— START The input —

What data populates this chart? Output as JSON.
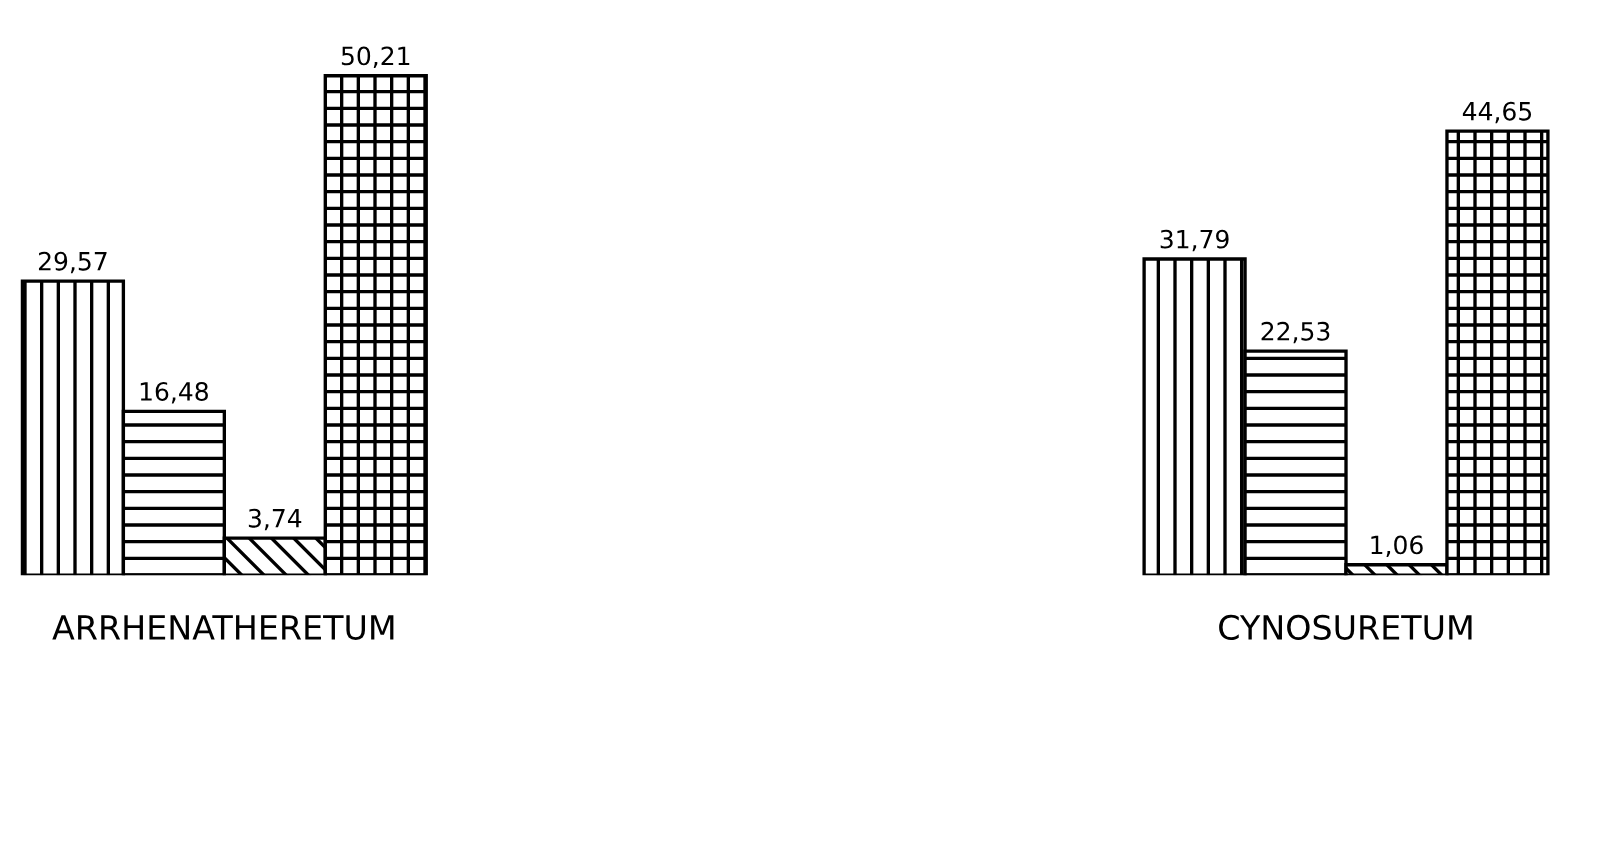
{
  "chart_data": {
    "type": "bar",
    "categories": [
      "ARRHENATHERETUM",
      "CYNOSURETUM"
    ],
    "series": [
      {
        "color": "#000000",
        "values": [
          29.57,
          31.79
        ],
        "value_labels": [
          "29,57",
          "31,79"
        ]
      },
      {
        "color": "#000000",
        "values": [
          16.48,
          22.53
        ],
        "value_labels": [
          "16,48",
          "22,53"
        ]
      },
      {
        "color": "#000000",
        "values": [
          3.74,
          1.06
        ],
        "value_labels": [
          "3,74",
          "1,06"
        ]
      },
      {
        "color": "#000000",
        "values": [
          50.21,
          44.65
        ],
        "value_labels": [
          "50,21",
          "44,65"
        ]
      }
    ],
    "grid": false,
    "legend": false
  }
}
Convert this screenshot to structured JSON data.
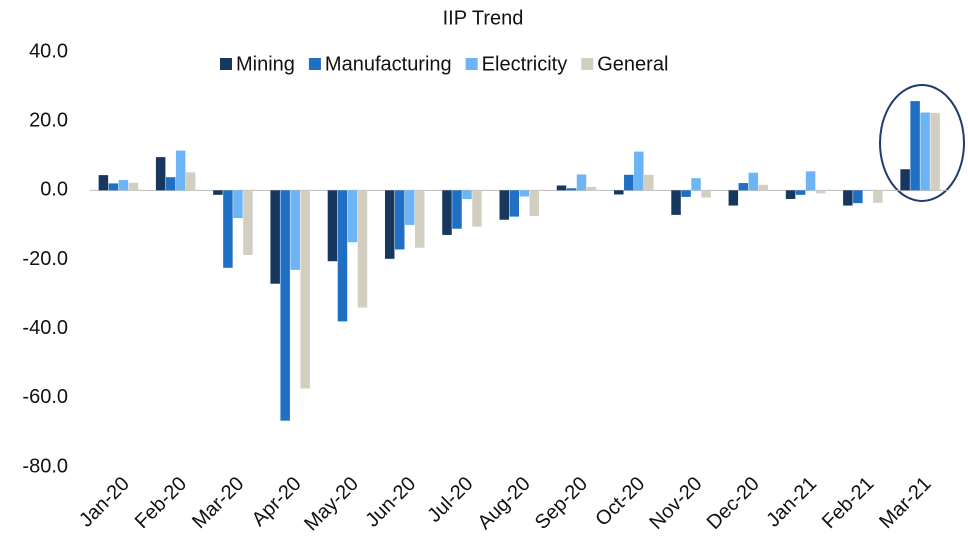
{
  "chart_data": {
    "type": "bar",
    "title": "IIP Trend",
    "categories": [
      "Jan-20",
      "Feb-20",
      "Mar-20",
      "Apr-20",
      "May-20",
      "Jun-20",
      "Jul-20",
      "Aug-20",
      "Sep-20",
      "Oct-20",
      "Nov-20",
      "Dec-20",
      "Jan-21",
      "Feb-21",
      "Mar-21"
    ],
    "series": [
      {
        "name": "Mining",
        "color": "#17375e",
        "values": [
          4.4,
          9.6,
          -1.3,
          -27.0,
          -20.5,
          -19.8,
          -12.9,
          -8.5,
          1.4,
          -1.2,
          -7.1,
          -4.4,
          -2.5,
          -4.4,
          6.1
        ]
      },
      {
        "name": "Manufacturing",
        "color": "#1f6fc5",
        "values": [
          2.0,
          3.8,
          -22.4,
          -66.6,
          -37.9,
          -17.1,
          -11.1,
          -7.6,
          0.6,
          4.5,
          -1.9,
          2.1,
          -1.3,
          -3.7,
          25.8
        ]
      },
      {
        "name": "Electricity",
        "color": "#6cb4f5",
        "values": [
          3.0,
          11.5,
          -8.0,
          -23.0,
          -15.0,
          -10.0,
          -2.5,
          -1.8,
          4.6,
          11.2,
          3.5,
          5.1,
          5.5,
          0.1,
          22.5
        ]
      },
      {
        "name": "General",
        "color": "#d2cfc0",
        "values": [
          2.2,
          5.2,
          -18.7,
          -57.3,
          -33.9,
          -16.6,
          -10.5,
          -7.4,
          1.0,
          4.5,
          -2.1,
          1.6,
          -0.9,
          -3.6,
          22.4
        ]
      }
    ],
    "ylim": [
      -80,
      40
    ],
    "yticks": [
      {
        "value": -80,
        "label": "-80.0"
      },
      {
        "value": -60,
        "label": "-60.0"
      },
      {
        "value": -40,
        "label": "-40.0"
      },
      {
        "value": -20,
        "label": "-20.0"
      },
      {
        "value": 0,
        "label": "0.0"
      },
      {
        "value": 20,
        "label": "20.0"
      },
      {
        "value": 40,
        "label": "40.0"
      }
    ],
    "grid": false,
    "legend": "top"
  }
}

— END The input —

* What is needed
Give back only a number, the number of lines where the string "this" occurs.

* Complete response
2